→ WHAT THE TASK ASKS: Rewrite the records below, changing every "Photometric offset" to "Magnitude offset" and leaving everything else the same.

── RECORDS TO PROCESS ──

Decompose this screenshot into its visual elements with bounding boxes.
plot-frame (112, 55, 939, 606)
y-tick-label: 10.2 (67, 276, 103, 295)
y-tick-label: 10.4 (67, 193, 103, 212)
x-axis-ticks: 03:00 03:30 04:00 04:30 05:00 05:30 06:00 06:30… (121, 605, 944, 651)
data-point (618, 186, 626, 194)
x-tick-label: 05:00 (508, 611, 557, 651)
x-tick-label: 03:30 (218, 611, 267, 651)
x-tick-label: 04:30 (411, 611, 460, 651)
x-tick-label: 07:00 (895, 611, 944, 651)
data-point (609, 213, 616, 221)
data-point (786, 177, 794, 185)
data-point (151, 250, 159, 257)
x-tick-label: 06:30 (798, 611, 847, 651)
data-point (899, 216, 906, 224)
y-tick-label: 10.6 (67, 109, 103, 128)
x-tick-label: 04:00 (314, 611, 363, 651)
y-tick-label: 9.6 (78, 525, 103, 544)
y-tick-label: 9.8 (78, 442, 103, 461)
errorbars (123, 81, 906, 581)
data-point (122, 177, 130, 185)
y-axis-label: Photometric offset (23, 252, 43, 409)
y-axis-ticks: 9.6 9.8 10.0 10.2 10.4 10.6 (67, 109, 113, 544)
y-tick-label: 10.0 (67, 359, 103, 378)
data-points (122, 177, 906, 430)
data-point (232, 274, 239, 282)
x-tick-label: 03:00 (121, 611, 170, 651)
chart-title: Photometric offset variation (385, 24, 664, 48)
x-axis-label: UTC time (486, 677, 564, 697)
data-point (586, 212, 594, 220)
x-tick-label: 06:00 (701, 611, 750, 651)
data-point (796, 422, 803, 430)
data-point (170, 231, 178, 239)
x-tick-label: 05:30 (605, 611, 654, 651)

───

→ SOLUTION:
Decompose this screenshot into its visual elements with bounding boxes.
plot-frame (112, 55, 939, 606)
y-tick-label: 10.2 (67, 276, 103, 295)
y-tick-label: 10.4 (67, 193, 103, 212)
x-axis-ticks: 03:00 03:30 04:00 04:30 05:00 05:30 06:00 06:30… (121, 605, 944, 651)
data-point (618, 186, 626, 194)
x-tick-label: 05:00 (508, 611, 557, 651)
x-tick-label: 03:30 (218, 611, 267, 651)
x-tick-label: 04:30 (411, 611, 460, 651)
x-tick-label: 07:00 (895, 611, 944, 651)
data-point (609, 213, 616, 221)
data-point (786, 177, 794, 185)
data-point (151, 250, 159, 257)
x-tick-label: 06:30 (798, 611, 847, 651)
data-point (899, 216, 906, 224)
y-tick-label: 10.6 (67, 109, 103, 128)
x-tick-label: 04:00 (314, 611, 363, 651)
y-tick-label: 9.6 (78, 525, 103, 544)
y-tick-label: 9.8 (78, 442, 103, 461)
errorbars (123, 81, 906, 581)
data-point (122, 177, 130, 185)
y-axis-label: Magnitude offset (23, 252, 43, 409)
y-axis-ticks: 9.6 9.8 10.0 10.2 10.4 10.6 (67, 109, 113, 544)
y-tick-label: 10.0 (67, 359, 103, 378)
data-points (122, 177, 906, 430)
data-point (232, 274, 239, 282)
x-tick-label: 03:00 (121, 611, 170, 651)
chart-title: Magnitude offset variation (385, 24, 664, 48)
x-axis-label: UTC time (486, 677, 564, 697)
data-point (586, 212, 594, 220)
x-tick-label: 06:00 (701, 611, 750, 651)
data-point (796, 422, 803, 430)
data-point (170, 231, 178, 239)
x-tick-label: 05:30 (605, 611, 654, 651)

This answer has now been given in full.